— Listed entries —
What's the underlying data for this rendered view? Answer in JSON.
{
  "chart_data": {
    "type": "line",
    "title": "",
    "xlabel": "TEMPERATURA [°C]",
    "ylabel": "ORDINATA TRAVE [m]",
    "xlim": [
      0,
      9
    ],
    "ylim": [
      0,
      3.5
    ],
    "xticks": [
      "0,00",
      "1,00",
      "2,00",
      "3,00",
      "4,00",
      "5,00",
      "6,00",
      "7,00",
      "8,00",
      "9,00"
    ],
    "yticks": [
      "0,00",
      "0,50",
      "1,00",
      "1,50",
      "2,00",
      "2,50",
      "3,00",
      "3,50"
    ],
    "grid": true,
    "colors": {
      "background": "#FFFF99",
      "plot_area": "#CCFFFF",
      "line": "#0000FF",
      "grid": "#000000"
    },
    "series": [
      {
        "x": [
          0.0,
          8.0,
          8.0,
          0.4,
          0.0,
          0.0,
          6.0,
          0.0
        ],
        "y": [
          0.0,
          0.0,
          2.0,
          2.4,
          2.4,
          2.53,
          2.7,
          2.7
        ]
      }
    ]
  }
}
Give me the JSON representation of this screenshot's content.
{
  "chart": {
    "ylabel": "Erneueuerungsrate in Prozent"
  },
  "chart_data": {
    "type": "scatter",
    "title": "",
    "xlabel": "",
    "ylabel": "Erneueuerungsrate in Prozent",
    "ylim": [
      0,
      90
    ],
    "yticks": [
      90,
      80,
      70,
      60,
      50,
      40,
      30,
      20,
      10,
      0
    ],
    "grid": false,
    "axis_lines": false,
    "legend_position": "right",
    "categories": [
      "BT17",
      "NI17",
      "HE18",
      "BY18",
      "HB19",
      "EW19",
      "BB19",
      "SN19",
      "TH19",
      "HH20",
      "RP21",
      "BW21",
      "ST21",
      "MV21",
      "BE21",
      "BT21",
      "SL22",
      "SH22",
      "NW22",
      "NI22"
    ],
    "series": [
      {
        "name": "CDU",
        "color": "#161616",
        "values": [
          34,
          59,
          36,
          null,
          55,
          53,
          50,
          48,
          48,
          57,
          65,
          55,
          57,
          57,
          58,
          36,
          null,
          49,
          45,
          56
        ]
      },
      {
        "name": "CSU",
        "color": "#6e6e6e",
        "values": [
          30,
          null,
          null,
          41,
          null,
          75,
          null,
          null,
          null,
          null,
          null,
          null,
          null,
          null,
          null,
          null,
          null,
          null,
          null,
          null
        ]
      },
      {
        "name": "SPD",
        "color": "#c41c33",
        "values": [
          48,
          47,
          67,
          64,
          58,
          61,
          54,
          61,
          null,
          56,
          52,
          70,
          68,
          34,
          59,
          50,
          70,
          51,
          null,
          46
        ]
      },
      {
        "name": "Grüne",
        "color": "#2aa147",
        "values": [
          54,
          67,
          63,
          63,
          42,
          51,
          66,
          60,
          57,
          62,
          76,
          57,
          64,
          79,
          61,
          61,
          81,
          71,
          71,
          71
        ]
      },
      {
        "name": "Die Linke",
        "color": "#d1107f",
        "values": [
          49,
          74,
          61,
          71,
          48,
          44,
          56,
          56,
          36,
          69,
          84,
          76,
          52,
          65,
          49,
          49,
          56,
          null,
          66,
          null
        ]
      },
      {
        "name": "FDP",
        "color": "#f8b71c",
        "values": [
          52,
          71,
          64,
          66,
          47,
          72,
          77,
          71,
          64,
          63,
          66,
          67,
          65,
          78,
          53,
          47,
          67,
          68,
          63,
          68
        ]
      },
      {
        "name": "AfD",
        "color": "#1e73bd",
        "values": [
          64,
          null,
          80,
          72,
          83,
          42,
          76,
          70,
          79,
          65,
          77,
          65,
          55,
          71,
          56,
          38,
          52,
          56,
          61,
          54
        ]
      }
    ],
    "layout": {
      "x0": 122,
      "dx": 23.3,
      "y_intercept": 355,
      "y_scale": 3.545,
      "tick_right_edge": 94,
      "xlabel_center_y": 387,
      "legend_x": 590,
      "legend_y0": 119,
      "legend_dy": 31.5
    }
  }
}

— Exercise description —
Extract every record. Keep wording exact.

— Response for this exercise —
What's the underlying data for this rendered view? Answer in JSON.
{
  "chart_data": {
    "type": "line",
    "title": "",
    "xlabel": "TEMPERATURA [°C]",
    "ylabel": "ORDINATA TRAVE [m]",
    "xlim": [
      0,
      9
    ],
    "ylim": [
      0,
      3.5
    ],
    "xticks": [
      "0,00",
      "1,00",
      "2,00",
      "3,00",
      "4,00",
      "5,00",
      "6,00",
      "7,00",
      "8,00",
      "9,00"
    ],
    "yticks": [
      "0,00",
      "0,50",
      "1,00",
      "1,50",
      "2,00",
      "2,50",
      "3,00",
      "3,50"
    ],
    "grid": true,
    "colors": {
      "background": "#FFFF99",
      "plot_area": "#CCFFFF",
      "line": "#0000FF",
      "grid": "#000000"
    },
    "series": [
      {
        "x": [
          0.0,
          8.0,
          8.0,
          0.4,
          0.0,
          0.0,
          6.0,
          0.0
        ],
        "y": [
          0.0,
          0.0,
          2.0,
          2.4,
          2.4,
          2.53,
          2.7,
          2.7
        ]
      }
    ]
  }
}
Give me the JSON representation of this screenshot's content.
{
  "chart": {
    "ylabel": "Erneueuerungsrate in Prozent"
  },
  "chart_data": {
    "type": "scatter",
    "title": "",
    "xlabel": "",
    "ylabel": "Erneueuerungsrate in Prozent",
    "ylim": [
      0,
      90
    ],
    "yticks": [
      90,
      80,
      70,
      60,
      50,
      40,
      30,
      20,
      10,
      0
    ],
    "grid": false,
    "axis_lines": false,
    "legend_position": "right",
    "categories": [
      "BT17",
      "NI17",
      "HE18",
      "BY18",
      "HB19",
      "EW19",
      "BB19",
      "SN19",
      "TH19",
      "HH20",
      "RP21",
      "BW21",
      "ST21",
      "MV21",
      "BE21",
      "BT21",
      "SL22",
      "SH22",
      "NW22",
      "NI22"
    ],
    "series": [
      {
        "name": "CDU",
        "color": "#161616",
        "values": [
          34,
          59,
          36,
          null,
          55,
          53,
          50,
          48,
          48,
          57,
          65,
          55,
          57,
          57,
          58,
          36,
          null,
          49,
          45,
          56
        ]
      },
      {
        "name": "CSU",
        "color": "#6e6e6e",
        "values": [
          30,
          null,
          null,
          41,
          null,
          75,
          null,
          null,
          null,
          null,
          null,
          null,
          null,
          null,
          null,
          null,
          null,
          null,
          null,
          null
        ]
      },
      {
        "name": "SPD",
        "color": "#c41c33",
        "values": [
          48,
          47,
          67,
          64,
          58,
          61,
          54,
          61,
          null,
          56,
          52,
          70,
          68,
          34,
          59,
          50,
          70,
          51,
          null,
          46
        ]
      },
      {
        "name": "Grüne",
        "color": "#2aa147",
        "values": [
          54,
          67,
          63,
          63,
          42,
          51,
          66,
          60,
          57,
          62,
          76,
          57,
          64,
          79,
          61,
          61,
          81,
          71,
          71,
          71
        ]
      },
      {
        "name": "Die Linke",
        "color": "#d1107f",
        "values": [
          49,
          74,
          61,
          71,
          48,
          44,
          56,
          56,
          36,
          69,
          84,
          76,
          52,
          65,
          49,
          49,
          56,
          null,
          66,
          null
        ]
      },
      {
        "name": "FDP",
        "color": "#f8b71c",
        "values": [
          52,
          71,
          64,
          66,
          47,
          72,
          77,
          71,
          64,
          63,
          66,
          67,
          65,
          78,
          53,
          47,
          67,
          68,
          63,
          68
        ]
      },
      {
        "name": "AfD",
        "color": "#1e73bd",
        "values": [
          64,
          null,
          80,
          72,
          83,
          42,
          76,
          70,
          79,
          65,
          77,
          65,
          55,
          71,
          56,
          38,
          52,
          56,
          61,
          54
        ]
      }
    ],
    "layout": {
      "x0": 122,
      "dx": 23.3,
      "y_intercept": 355,
      "y_scale": 3.545,
      "tick_right_edge": 94,
      "xlabel_center_y": 387,
      "legend_x": 590,
      "legend_y0": 119,
      "legend_dy": 31.5
    }
  }
}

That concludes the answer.